### Given request
Would you set down every entry shown below, precisely as written?

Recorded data

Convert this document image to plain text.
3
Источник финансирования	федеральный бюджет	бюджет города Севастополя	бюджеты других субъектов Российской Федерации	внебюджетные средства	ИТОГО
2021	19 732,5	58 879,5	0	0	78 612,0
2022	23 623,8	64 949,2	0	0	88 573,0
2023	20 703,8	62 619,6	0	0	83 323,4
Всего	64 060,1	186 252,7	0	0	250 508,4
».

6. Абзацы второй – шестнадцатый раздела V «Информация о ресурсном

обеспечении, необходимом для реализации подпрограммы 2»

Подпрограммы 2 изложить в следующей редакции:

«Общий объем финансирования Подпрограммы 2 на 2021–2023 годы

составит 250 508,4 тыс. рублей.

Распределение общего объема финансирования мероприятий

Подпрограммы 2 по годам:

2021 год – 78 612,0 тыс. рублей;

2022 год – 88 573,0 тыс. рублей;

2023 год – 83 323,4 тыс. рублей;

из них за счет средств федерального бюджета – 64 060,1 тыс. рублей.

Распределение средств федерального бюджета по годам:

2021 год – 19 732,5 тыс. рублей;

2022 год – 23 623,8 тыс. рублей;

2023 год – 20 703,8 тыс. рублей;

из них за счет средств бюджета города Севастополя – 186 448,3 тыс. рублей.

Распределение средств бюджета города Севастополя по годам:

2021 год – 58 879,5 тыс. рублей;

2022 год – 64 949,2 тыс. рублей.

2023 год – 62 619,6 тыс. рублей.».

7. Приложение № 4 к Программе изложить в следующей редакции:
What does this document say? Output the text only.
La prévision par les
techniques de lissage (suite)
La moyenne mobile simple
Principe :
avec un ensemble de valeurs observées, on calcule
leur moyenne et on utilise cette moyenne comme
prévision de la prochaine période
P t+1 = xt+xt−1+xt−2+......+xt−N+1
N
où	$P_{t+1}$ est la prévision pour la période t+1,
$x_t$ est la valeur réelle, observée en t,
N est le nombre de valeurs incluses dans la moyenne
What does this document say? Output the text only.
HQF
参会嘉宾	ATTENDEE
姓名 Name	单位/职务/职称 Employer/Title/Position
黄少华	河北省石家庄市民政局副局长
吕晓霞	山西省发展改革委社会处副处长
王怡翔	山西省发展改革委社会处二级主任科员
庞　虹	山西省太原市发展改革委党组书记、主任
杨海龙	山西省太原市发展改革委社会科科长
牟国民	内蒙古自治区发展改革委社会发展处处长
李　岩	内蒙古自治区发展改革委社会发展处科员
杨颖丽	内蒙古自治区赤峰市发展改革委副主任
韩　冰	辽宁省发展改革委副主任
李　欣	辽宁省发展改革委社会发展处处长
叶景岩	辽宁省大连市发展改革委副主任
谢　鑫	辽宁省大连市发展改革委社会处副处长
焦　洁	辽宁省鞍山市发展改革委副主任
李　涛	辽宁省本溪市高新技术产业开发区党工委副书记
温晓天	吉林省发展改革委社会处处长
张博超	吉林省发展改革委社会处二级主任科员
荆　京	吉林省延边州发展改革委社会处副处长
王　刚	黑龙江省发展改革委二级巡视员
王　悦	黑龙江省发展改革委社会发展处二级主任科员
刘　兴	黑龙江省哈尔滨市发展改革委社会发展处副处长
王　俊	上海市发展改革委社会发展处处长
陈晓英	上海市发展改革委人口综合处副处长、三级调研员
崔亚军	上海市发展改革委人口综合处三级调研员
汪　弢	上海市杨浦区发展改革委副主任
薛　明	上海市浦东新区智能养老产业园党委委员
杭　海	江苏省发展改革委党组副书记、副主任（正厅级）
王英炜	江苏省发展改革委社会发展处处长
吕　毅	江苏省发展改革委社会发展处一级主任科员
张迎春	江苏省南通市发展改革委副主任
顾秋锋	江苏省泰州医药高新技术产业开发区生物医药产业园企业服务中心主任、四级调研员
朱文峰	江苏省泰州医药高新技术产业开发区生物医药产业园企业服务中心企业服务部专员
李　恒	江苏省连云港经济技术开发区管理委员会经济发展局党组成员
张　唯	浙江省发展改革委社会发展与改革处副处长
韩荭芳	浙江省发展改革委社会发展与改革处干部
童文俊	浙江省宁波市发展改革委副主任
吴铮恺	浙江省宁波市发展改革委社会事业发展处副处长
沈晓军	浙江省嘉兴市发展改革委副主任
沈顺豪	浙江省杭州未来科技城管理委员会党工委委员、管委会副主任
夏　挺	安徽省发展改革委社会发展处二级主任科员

### Correct output
Convert this document image to plain text.
3
Источник финансирования	федеральный бюджет	бюджет города Севастополя	бюджеты других субъектов Российской Федерации	внебюджетные средства	ИТОГО
2021	19 732,5	58 879,5	0	0	78 612,0
2022	23 623,8	64 949,2	0	0	88 573,0
2023	20 703,8	62 619,6	0	0	83 323,4
Всего	64 060,1	186 252,7	0	0	250 508,4
».

6. Абзацы второй – шестнадцатый раздела V «Информация о ресурсном

обеспечении, необходимом для реализации подпрограммы 2»

Подпрограммы 2 изложить в следующей редакции:

«Общий объем финансирования Подпрограммы 2 на 2021–2023 годы

составит 250 508,4 тыс. рублей.

Распределение общего объема финансирования мероприятий

Подпрограммы 2 по годам:

2021 год – 78 612,0 тыс. рублей;

2022 год – 88 573,0 тыс. рублей;

2023 год – 83 323,4 тыс. рублей;

из них за счет средств федерального бюджета – 64 060,1 тыс. рублей.

Распределение средств федерального бюджета по годам:

2021 год – 19 732,5 тыс. рублей;

2022 год – 23 623,8 тыс. рублей;

2023 год – 20 703,8 тыс. рублей;

из них за счет средств бюджета города Севастополя – 186 448,3 тыс. рублей.

Распределение средств бюджета города Севастополя по годам:

2021 год – 58 879,5 тыс. рублей;

2022 год – 64 949,2 тыс. рублей.

2023 год – 62 619,6 тыс. рублей.».

7. Приложение № 4 к Программе изложить в следующей редакции:
What does this document say? Output the text only.
La prévision par les
techniques de lissage (suite)
La moyenne mobile simple
Principe :
avec un ensemble de valeurs observées, on calcule
leur moyenne et on utilise cette moyenne comme
prévision de la prochaine période
P t+1 = xt+xt−1+xt−2+......+xt−N+1
N
où	$P_{t+1}$ est la prévision pour la période t+1,
$x_t$ est la valeur réelle, observée en t,
N est le nombre de valeurs incluses dans la moyenne
What does this document say? Output the text only.
HQF
参会嘉宾	ATTENDEE
姓名 Name	单位/职务/职称 Employer/Title/Position
黄少华	河北省石家庄市民政局副局长
吕晓霞	山西省发展改革委社会处副处长
王怡翔	山西省发展改革委社会处二级主任科员
庞　虹	山西省太原市发展改革委党组书记、主任
杨海龙	山西省太原市发展改革委社会科科长
牟国民	内蒙古自治区发展改革委社会发展处处长
李　岩	内蒙古自治区发展改革委社会发展处科员
杨颖丽	内蒙古自治区赤峰市发展改革委副主任
韩　冰	辽宁省发展改革委副主任
李　欣	辽宁省发展改革委社会发展处处长
叶景岩	辽宁省大连市发展改革委副主任
谢　鑫	辽宁省大连市发展改革委社会处副处长
焦　洁	辽宁省鞍山市发展改革委副主任
李　涛	辽宁省本溪市高新技术产业开发区党工委副书记
温晓天	吉林省发展改革委社会处处长
张博超	吉林省发展改革委社会处二级主任科员
荆　京	吉林省延边州发展改革委社会处副处长
王　刚	黑龙江省发展改革委二级巡视员
王　悦	黑龙江省发展改革委社会发展处二级主任科员
刘　兴	黑龙江省哈尔滨市发展改革委社会发展处副处长
王　俊	上海市发展改革委社会发展处处长
陈晓英	上海市发展改革委人口综合处副处长、三级调研员
崔亚军	上海市发展改革委人口综合处三级调研员
汪　弢	上海市杨浦区发展改革委副主任
薛　明	上海市浦东新区智能养老产业园党委委员
杭　海	江苏省发展改革委党组副书记、副主任（正厅级）
王英炜	江苏省发展改革委社会发展处处长
吕　毅	江苏省发展改革委社会发展处一级主任科员
张迎春	江苏省南通市发展改革委副主任
顾秋锋	江苏省泰州医药高新技术产业开发区生物医药产业园企业服务中心主任、四级调研员
朱文峰	江苏省泰州医药高新技术产业开发区生物医药产业园企业服务中心企业服务部专员
李　恒	江苏省连云港经济技术开发区管理委员会经济发展局党组成员
张　唯	浙江省发展改革委社会发展与改革处副处长
韩荭芳	浙江省发展改革委社会发展与改革处干部
童文俊	浙江省宁波市发展改革委副主任
吴铮恺	浙江省宁波市发展改革委社会事业发展处副处长
沈晓军	浙江省嘉兴市发展改革委副主任
沈顺豪	浙江省杭州未来科技城管理委员会党工委委员、管委会副主任
夏　挺	安徽省发展改革委社会发展处二级主任科员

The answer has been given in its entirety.